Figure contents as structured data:
** BEGIN **

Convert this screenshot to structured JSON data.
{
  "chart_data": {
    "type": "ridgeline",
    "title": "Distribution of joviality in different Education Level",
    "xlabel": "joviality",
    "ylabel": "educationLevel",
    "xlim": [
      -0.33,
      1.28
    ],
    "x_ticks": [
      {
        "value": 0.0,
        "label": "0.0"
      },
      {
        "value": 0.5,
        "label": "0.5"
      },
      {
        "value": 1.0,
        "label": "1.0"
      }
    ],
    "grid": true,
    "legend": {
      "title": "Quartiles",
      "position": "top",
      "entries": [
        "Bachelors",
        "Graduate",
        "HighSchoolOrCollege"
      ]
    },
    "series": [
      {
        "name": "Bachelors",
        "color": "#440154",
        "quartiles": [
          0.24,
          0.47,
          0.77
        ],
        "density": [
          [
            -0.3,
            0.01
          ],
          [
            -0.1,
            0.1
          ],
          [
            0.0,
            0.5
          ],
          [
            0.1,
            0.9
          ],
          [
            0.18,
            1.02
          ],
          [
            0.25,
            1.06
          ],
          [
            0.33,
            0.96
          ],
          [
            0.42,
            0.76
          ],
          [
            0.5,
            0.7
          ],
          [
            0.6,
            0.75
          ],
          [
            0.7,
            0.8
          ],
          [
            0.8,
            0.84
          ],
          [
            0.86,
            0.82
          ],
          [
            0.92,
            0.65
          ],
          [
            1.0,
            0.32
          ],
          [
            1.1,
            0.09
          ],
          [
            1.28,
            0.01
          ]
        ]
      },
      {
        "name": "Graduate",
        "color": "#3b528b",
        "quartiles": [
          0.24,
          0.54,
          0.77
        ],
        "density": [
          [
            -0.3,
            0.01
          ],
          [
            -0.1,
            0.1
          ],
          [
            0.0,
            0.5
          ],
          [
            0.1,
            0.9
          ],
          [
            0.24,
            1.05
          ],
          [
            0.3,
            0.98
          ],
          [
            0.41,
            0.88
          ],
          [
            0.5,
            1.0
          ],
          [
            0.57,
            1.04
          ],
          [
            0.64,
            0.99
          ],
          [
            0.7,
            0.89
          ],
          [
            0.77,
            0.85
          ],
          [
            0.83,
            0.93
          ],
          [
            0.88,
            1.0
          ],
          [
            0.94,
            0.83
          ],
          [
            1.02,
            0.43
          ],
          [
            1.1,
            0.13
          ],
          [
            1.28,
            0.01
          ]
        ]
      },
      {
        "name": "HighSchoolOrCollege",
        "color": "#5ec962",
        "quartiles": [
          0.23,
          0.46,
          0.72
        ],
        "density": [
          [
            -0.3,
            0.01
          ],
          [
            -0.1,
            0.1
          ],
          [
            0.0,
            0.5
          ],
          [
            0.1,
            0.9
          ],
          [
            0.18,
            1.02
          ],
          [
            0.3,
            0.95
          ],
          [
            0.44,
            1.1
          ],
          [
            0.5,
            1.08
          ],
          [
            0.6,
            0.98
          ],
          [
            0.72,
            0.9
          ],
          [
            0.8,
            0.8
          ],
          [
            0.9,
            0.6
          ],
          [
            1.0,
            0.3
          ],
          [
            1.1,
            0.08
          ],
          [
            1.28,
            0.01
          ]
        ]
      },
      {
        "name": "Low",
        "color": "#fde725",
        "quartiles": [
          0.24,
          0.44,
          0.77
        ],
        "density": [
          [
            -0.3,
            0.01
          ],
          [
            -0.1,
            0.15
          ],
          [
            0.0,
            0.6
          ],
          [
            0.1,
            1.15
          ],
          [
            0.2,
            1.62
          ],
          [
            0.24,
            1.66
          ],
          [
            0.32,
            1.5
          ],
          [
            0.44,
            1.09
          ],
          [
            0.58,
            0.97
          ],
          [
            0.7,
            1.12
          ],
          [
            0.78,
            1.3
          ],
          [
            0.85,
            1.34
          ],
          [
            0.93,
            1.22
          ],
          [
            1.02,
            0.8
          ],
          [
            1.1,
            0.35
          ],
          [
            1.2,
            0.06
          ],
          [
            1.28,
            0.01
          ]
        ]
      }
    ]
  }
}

** END **

### [Aim of the exercise]
Extract each line from the listing above, please, and repeat it exactly.

### [Final result]
Convert this screenshot to structured JSON data.
{
  "chart_data": {
    "type": "ridgeline",
    "title": "Distribution of joviality in different Education Level",
    "xlabel": "joviality",
    "ylabel": "educationLevel",
    "xlim": [
      -0.33,
      1.28
    ],
    "x_ticks": [
      {
        "value": 0.0,
        "label": "0.0"
      },
      {
        "value": 0.5,
        "label": "0.5"
      },
      {
        "value": 1.0,
        "label": "1.0"
      }
    ],
    "grid": true,
    "legend": {
      "title": "Quartiles",
      "position": "top",
      "entries": [
        "Bachelors",
        "Graduate",
        "HighSchoolOrCollege"
      ]
    },
    "series": [
      {
        "name": "Bachelors",
        "color": "#440154",
        "quartiles": [
          0.24,
          0.47,
          0.77
        ],
        "density": [
          [
            -0.3,
            0.01
          ],
          [
            -0.1,
            0.1
          ],
          [
            0.0,
            0.5
          ],
          [
            0.1,
            0.9
          ],
          [
            0.18,
            1.02
          ],
          [
            0.25,
            1.06
          ],
          [
            0.33,
            0.96
          ],
          [
            0.42,
            0.76
          ],
          [
            0.5,
            0.7
          ],
          [
            0.6,
            0.75
          ],
          [
            0.7,
            0.8
          ],
          [
            0.8,
            0.84
          ],
          [
            0.86,
            0.82
          ],
          [
            0.92,
            0.65
          ],
          [
            1.0,
            0.32
          ],
          [
            1.1,
            0.09
          ],
          [
            1.28,
            0.01
          ]
        ]
      },
      {
        "name": "Graduate",
        "color": "#3b528b",
        "quartiles": [
          0.24,
          0.54,
          0.77
        ],
        "density": [
          [
            -0.3,
            0.01
          ],
          [
            -0.1,
            0.1
          ],
          [
            0.0,
            0.5
          ],
          [
            0.1,
            0.9
          ],
          [
            0.24,
            1.05
          ],
          [
            0.3,
            0.98
          ],
          [
            0.41,
            0.88
          ],
          [
            0.5,
            1.0
          ],
          [
            0.57,
            1.04
          ],
          [
            0.64,
            0.99
          ],
          [
            0.7,
            0.89
          ],
          [
            0.77,
            0.85
          ],
          [
            0.83,
            0.93
          ],
          [
            0.88,
            1.0
          ],
          [
            0.94,
            0.83
          ],
          [
            1.02,
            0.43
          ],
          [
            1.1,
            0.13
          ],
          [
            1.28,
            0.01
          ]
        ]
      },
      {
        "name": "HighSchoolOrCollege",
        "color": "#5ec962",
        "quartiles": [
          0.23,
          0.46,
          0.72
        ],
        "density": [
          [
            -0.3,
            0.01
          ],
          [
            -0.1,
            0.1
          ],
          [
            0.0,
            0.5
          ],
          [
            0.1,
            0.9
          ],
          [
            0.18,
            1.02
          ],
          [
            0.3,
            0.95
          ],
          [
            0.44,
            1.1
          ],
          [
            0.5,
            1.08
          ],
          [
            0.6,
            0.98
          ],
          [
            0.72,
            0.9
          ],
          [
            0.8,
            0.8
          ],
          [
            0.9,
            0.6
          ],
          [
            1.0,
            0.3
          ],
          [
            1.1,
            0.08
          ],
          [
            1.28,
            0.01
          ]
        ]
      },
      {
        "name": "Low",
        "color": "#fde725",
        "quartiles": [
          0.24,
          0.44,
          0.77
        ],
        "density": [
          [
            -0.3,
            0.01
          ],
          [
            -0.1,
            0.15
          ],
          [
            0.0,
            0.6
          ],
          [
            0.1,
            1.15
          ],
          [
            0.2,
            1.62
          ],
          [
            0.24,
            1.66
          ],
          [
            0.32,
            1.5
          ],
          [
            0.44,
            1.09
          ],
          [
            0.58,
            0.97
          ],
          [
            0.7,
            1.12
          ],
          [
            0.78,
            1.3
          ],
          [
            0.85,
            1.34
          ],
          [
            0.93,
            1.22
          ],
          [
            1.02,
            0.8
          ],
          [
            1.1,
            0.35
          ],
          [
            1.2,
            0.06
          ],
          [
            1.28,
            0.01
          ]
        ]
      }
    ]
  }
}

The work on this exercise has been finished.